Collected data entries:
[Begin]
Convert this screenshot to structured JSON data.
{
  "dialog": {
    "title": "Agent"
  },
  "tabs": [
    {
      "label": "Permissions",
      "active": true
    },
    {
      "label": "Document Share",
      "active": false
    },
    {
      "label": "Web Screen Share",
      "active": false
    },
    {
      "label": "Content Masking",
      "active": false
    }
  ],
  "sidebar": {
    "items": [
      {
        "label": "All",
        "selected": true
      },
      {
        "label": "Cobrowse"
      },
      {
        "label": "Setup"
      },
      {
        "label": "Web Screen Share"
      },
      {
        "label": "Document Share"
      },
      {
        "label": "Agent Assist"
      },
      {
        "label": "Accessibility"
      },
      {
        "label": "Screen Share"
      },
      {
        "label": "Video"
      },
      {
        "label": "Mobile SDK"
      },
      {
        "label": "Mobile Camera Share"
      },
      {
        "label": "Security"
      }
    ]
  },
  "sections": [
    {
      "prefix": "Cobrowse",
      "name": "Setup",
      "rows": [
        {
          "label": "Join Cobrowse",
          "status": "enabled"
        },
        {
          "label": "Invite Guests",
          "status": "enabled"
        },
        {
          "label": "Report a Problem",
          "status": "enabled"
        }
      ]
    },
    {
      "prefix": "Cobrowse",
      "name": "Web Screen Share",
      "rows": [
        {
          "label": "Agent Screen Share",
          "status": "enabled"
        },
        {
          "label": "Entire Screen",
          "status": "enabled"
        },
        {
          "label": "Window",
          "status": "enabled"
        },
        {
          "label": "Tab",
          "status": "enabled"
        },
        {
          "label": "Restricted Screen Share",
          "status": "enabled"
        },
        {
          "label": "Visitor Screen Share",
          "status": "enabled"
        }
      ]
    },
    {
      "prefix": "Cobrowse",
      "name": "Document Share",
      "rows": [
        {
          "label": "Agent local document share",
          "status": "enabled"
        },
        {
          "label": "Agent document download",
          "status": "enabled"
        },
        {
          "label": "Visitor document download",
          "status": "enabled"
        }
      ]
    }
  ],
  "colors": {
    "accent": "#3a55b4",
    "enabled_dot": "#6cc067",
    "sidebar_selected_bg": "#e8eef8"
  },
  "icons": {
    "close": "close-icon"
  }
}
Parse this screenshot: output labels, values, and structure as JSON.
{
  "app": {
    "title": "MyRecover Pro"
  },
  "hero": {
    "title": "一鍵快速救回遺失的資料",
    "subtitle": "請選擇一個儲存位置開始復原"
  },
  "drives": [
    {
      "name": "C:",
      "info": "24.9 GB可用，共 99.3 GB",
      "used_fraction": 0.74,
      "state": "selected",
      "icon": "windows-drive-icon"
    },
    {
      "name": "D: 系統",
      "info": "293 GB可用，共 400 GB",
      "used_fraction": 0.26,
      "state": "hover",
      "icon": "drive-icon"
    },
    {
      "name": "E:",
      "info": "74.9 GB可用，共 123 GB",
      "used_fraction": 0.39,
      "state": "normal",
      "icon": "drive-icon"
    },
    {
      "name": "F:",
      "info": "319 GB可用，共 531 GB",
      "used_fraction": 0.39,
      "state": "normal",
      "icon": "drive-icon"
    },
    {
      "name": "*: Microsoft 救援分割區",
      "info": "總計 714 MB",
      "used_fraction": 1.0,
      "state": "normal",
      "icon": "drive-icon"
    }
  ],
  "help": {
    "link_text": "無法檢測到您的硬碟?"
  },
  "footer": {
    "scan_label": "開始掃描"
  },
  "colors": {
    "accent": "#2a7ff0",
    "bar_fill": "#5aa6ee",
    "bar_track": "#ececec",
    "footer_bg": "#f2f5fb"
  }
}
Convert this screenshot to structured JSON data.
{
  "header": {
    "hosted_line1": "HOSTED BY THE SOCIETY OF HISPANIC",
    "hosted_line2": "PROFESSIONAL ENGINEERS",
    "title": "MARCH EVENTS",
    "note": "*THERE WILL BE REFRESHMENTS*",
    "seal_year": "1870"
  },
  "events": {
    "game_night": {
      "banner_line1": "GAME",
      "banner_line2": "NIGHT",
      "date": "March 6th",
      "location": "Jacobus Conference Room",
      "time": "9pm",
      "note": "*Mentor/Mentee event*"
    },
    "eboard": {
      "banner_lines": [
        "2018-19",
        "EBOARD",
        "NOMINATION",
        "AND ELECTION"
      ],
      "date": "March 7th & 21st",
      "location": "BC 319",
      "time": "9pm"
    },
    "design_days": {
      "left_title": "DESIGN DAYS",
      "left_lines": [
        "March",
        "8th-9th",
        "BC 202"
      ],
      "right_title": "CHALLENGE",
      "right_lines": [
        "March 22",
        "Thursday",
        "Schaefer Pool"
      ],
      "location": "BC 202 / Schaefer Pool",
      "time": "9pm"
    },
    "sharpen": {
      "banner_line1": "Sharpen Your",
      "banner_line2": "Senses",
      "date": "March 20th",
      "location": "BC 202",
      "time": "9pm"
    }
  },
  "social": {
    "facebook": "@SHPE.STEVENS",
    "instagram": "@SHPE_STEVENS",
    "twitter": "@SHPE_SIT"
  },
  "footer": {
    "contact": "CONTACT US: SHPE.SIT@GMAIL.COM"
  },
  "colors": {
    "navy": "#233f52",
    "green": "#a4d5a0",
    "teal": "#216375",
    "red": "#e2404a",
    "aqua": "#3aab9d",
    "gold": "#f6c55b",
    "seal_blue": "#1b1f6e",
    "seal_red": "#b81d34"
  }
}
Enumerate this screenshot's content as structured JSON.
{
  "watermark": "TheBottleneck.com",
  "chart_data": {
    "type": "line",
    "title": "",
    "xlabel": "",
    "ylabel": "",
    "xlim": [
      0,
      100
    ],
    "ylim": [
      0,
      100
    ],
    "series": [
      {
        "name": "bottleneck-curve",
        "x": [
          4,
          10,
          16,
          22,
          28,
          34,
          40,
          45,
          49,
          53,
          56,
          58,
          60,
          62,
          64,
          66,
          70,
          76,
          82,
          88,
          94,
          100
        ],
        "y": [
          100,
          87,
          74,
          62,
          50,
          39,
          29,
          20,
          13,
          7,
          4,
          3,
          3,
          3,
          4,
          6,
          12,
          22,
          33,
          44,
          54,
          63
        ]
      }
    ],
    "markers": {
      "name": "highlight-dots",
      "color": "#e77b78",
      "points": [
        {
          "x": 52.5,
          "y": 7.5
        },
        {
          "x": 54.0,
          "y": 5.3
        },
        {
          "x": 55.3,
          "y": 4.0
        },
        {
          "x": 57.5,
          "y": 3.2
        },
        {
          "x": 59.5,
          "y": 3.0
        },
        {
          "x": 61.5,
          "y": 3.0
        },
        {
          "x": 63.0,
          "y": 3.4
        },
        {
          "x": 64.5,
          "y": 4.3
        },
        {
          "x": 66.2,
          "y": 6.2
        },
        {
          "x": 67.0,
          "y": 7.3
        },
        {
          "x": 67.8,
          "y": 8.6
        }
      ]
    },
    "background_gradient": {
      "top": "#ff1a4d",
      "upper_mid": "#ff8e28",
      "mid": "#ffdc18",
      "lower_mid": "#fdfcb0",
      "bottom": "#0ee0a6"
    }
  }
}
[End]
** INSTRUCTIONS FOR THE TASK **
Filter the records above and return every line that holds the word "GB可用".

** WRITTEN ANSWER **
      "info": "24.9 GB可用，共 99.3 GB",
      "info": "293 GB可用，共 400 GB",
      "info": "74.9 GB可用，共 123 GB",
      "info": "319 GB可用，共 531 GB",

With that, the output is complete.